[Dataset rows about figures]
↓

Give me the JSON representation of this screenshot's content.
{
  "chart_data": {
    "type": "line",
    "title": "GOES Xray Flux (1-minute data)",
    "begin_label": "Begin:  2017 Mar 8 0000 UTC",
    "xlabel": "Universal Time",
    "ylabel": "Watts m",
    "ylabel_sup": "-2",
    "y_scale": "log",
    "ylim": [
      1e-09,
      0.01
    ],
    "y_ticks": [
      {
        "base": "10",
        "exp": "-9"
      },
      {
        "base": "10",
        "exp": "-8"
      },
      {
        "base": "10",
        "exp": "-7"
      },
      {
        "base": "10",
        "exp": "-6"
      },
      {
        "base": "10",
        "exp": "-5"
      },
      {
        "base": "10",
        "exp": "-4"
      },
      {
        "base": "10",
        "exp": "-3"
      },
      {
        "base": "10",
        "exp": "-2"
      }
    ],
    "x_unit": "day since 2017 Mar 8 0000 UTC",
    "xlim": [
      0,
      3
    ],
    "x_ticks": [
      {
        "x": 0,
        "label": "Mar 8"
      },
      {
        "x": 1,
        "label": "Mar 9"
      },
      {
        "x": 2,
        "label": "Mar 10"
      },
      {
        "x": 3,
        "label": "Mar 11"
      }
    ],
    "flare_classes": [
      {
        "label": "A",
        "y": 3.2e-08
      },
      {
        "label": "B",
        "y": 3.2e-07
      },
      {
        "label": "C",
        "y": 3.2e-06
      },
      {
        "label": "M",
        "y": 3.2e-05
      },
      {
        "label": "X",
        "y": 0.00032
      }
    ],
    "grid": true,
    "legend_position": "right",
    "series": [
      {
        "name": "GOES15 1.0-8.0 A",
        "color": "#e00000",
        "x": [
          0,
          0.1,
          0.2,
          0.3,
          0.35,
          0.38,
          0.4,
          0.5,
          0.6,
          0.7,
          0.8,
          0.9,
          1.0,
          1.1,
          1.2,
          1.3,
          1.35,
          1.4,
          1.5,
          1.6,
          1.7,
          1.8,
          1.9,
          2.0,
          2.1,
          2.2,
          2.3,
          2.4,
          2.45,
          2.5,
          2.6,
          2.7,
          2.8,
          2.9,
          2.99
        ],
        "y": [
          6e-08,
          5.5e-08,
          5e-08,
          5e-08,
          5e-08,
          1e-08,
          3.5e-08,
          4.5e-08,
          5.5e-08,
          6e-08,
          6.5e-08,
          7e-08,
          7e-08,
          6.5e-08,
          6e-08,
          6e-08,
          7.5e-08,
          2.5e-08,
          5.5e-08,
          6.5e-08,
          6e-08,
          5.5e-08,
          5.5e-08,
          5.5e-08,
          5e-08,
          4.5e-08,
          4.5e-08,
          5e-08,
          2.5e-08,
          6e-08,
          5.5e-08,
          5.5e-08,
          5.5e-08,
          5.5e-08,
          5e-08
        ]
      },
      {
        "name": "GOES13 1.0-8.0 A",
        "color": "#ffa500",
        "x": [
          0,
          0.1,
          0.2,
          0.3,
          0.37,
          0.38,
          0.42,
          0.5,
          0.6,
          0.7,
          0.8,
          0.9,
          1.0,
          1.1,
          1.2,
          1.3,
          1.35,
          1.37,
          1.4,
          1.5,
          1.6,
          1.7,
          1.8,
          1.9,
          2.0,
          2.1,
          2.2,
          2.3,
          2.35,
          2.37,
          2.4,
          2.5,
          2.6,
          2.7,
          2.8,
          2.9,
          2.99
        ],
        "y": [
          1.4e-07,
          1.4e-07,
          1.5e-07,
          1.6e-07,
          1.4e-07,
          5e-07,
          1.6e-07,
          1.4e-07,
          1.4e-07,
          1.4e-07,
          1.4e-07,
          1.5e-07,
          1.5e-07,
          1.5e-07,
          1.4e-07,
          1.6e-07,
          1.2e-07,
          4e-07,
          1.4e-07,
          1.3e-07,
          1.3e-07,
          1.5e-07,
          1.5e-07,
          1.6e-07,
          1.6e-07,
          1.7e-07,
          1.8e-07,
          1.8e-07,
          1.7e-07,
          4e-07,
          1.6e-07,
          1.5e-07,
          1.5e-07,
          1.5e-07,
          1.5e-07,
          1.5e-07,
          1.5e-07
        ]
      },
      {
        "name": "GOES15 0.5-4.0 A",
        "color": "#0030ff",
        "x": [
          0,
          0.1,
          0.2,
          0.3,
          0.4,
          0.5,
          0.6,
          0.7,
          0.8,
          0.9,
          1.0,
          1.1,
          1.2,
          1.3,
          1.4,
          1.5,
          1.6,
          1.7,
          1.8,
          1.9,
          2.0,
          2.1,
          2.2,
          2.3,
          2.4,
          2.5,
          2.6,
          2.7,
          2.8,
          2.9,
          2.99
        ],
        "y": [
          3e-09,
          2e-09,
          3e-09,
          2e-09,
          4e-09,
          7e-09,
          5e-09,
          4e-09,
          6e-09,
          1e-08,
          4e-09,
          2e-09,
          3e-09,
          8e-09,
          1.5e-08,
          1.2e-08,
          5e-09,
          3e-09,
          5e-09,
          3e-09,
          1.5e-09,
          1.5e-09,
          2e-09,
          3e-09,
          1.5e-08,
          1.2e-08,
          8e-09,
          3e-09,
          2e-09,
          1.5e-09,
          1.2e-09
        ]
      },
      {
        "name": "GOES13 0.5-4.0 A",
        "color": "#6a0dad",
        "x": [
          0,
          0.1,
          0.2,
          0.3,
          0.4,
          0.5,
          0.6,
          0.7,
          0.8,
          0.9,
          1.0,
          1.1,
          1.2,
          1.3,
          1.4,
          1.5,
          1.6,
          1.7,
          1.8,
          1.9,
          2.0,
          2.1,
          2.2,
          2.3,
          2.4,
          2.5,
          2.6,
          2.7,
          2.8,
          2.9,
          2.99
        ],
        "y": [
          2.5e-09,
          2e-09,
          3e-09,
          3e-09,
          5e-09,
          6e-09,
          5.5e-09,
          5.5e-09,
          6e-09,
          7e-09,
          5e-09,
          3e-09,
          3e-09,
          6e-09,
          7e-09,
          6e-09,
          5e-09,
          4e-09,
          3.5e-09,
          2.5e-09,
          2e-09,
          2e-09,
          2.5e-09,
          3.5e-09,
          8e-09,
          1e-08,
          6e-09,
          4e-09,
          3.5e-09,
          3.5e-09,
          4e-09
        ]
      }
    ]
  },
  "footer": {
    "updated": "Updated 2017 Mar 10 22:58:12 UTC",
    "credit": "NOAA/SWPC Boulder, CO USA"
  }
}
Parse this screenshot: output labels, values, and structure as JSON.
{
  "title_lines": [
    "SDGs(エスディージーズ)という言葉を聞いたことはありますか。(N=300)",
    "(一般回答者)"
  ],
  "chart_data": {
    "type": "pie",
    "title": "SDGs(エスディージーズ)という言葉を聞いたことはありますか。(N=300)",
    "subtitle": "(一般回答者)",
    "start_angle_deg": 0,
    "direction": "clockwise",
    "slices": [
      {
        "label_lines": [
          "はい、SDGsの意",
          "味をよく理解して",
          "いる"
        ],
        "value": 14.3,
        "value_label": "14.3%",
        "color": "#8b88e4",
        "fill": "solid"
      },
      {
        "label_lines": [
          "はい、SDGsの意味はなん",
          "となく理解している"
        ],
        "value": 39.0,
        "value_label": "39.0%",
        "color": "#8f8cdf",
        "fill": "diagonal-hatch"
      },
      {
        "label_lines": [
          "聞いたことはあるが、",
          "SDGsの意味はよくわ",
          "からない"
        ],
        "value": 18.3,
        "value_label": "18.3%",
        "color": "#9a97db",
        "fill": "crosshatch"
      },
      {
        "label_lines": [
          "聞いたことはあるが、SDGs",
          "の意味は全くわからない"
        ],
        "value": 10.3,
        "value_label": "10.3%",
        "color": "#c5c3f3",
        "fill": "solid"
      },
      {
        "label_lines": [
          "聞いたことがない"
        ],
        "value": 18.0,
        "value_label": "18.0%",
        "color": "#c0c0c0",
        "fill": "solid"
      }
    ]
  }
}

↑

Repeat only the stretch of lines starting at the one containing "Parse this screenshot: output" and running to the final line of the entries above.

Parse this screenshot: output labels, values, and structure as JSON.
{
  "title_lines": [
    "SDGs(エスディージーズ)という言葉を聞いたことはありますか。(N=300)",
    "(一般回答者)"
  ],
  "chart_data": {
    "type": "pie",
    "title": "SDGs(エスディージーズ)という言葉を聞いたことはありますか。(N=300)",
    "subtitle": "(一般回答者)",
    "start_angle_deg": 0,
    "direction": "clockwise",
    "slices": [
      {
        "label_lines": [
          "はい、SDGsの意",
          "味をよく理解して",
          "いる"
        ],
        "value": 14.3,
        "value_label": "14.3%",
        "color": "#8b88e4",
        "fill": "solid"
      },
      {
        "label_lines": [
          "はい、SDGsの意味はなん",
          "となく理解している"
        ],
        "value": 39.0,
        "value_label": "39.0%",
        "color": "#8f8cdf",
        "fill": "diagonal-hatch"
      },
      {
        "label_lines": [
          "聞いたことはあるが、",
          "SDGsの意味はよくわ",
          "からない"
        ],
        "value": 18.3,
        "value_label": "18.3%",
        "color": "#9a97db",
        "fill": "crosshatch"
      },
      {
        "label_lines": [
          "聞いたことはあるが、SDGs",
          "の意味は全くわからない"
        ],
        "value": 10.3,
        "value_label": "10.3%",
        "color": "#c5c3f3",
        "fill": "solid"
      },
      {
        "label_lines": [
          "聞いたことがない"
        ],
        "value": 18.0,
        "value_label": "18.0%",
        "color": "#c0c0c0",
        "fill": "solid"
      }
    ]
  }
}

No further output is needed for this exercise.